→ **DIRECTIVE**
For each line below that contains the string "Counter", copy that line.

→ **MATERIAL**
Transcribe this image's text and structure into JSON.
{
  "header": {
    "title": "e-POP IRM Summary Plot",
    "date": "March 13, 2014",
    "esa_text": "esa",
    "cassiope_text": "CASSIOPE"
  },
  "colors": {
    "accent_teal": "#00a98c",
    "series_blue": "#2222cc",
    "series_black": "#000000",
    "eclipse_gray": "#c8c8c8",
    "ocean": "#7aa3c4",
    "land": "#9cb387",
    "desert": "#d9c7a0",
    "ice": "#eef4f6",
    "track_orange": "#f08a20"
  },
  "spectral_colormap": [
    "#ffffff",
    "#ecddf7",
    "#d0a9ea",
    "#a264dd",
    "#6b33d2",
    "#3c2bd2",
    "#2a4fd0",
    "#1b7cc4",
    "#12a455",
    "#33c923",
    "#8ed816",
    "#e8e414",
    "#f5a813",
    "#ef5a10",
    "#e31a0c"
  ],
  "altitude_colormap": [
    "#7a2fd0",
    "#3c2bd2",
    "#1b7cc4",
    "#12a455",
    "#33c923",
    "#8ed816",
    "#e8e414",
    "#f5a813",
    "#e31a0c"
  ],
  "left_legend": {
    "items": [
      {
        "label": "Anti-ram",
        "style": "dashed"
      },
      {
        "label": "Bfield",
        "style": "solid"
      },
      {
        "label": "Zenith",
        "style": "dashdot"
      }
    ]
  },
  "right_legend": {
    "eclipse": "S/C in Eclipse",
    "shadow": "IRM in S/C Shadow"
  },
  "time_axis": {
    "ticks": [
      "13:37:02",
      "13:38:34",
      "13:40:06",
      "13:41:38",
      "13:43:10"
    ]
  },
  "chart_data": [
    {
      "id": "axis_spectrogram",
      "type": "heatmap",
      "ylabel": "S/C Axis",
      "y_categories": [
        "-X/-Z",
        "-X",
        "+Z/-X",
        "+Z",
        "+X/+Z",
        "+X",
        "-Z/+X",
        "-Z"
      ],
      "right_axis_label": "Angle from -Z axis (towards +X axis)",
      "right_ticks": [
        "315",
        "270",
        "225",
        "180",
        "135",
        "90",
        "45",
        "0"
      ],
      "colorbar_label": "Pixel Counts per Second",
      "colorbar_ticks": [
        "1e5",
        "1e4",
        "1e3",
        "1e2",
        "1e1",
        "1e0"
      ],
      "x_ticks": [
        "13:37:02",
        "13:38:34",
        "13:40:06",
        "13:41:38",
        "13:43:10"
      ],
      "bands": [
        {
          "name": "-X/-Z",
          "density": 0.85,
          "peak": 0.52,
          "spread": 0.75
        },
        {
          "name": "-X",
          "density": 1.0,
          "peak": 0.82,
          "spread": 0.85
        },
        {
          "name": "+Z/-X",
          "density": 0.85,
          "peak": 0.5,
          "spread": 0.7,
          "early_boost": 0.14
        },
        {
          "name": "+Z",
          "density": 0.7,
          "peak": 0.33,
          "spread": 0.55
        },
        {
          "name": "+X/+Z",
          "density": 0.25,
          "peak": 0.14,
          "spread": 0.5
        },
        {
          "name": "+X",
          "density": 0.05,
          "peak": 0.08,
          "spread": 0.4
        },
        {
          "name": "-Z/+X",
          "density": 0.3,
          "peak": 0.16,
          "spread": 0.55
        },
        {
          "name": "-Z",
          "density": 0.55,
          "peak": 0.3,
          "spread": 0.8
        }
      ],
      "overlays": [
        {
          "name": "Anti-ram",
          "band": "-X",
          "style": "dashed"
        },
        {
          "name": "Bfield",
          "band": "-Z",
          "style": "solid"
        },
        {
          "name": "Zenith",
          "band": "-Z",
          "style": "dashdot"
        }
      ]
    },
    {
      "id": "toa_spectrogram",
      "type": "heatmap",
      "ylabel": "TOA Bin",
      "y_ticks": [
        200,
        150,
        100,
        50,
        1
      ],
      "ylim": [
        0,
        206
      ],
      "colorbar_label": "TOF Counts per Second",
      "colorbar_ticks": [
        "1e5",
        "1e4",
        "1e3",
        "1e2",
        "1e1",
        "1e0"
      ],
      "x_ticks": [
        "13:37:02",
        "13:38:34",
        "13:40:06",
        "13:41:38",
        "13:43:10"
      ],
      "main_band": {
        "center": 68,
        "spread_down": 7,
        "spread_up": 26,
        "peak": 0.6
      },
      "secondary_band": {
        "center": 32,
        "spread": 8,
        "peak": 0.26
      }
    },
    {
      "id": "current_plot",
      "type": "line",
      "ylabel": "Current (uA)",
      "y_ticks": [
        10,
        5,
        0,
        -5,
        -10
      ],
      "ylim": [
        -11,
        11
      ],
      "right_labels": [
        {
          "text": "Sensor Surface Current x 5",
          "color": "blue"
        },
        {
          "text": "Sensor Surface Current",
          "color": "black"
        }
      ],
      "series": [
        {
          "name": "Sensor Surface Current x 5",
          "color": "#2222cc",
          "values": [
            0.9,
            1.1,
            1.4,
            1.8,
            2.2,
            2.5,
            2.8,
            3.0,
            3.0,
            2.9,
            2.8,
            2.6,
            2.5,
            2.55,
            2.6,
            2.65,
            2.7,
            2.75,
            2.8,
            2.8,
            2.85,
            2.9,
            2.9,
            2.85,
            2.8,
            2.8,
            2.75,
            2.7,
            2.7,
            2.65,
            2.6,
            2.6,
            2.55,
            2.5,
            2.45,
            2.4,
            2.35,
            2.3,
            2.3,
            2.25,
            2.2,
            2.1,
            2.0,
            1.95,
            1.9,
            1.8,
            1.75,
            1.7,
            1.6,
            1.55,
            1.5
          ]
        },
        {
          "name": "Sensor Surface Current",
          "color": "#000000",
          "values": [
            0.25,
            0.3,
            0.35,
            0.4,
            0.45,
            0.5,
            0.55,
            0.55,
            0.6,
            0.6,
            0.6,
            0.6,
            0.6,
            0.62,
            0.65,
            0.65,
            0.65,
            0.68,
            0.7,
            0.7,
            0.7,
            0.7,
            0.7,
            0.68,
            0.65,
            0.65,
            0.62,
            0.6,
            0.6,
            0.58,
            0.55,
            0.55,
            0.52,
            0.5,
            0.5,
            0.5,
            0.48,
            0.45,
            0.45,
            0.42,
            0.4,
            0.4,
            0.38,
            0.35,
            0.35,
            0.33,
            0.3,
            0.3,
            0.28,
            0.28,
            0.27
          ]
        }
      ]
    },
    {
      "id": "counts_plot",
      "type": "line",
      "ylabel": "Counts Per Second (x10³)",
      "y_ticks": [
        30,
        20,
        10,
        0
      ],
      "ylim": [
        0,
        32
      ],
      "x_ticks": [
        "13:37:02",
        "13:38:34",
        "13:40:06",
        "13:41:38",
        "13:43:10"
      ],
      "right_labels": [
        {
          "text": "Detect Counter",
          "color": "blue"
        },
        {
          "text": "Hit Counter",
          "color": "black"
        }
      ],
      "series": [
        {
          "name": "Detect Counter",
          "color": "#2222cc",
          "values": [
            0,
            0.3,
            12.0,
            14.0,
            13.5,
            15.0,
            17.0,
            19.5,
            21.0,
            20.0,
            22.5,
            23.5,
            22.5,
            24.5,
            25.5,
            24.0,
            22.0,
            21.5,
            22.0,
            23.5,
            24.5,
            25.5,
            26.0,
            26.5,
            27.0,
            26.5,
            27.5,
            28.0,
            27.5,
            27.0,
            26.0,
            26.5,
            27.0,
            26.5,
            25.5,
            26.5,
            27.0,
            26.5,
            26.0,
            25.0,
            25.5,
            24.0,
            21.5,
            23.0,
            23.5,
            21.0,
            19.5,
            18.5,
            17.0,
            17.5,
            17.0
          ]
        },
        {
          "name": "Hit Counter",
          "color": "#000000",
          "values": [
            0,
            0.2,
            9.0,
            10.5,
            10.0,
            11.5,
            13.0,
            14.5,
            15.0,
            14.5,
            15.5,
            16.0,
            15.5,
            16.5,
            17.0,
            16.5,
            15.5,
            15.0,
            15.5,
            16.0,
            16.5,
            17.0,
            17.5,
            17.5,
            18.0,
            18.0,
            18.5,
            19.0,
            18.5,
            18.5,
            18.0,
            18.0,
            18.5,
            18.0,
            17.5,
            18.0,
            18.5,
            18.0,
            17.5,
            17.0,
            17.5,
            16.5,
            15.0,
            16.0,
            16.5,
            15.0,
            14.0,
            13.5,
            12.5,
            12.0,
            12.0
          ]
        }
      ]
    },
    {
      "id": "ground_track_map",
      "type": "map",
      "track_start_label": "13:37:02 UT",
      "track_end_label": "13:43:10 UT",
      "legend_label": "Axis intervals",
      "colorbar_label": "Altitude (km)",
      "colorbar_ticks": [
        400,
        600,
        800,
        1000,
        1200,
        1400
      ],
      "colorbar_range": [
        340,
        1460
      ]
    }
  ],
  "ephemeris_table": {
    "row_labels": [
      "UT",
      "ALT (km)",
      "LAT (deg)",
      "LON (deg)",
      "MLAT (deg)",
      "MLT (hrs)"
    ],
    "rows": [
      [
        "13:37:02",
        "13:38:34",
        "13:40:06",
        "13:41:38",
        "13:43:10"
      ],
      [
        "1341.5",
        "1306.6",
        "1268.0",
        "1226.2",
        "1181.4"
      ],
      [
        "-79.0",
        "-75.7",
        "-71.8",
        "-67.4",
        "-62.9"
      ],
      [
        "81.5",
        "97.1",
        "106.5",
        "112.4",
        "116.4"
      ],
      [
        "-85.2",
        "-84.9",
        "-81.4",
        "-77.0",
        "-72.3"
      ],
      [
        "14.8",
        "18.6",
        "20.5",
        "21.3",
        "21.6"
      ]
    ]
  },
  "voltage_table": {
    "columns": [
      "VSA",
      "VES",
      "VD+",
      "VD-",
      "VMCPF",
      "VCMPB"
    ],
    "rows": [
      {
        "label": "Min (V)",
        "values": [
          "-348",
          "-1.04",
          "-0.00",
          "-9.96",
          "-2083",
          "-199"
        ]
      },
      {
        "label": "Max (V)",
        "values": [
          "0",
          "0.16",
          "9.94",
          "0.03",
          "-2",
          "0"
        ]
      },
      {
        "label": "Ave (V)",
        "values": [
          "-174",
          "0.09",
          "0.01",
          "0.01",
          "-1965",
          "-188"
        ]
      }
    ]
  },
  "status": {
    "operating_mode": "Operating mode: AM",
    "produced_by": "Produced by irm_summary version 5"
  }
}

→ **RESPONSE TO THE EXERCISE**
          "text": "Detect Counter",
          "text": "Hit Counter",
          "name": "Detect Counter",
          "name": "Hit Counter",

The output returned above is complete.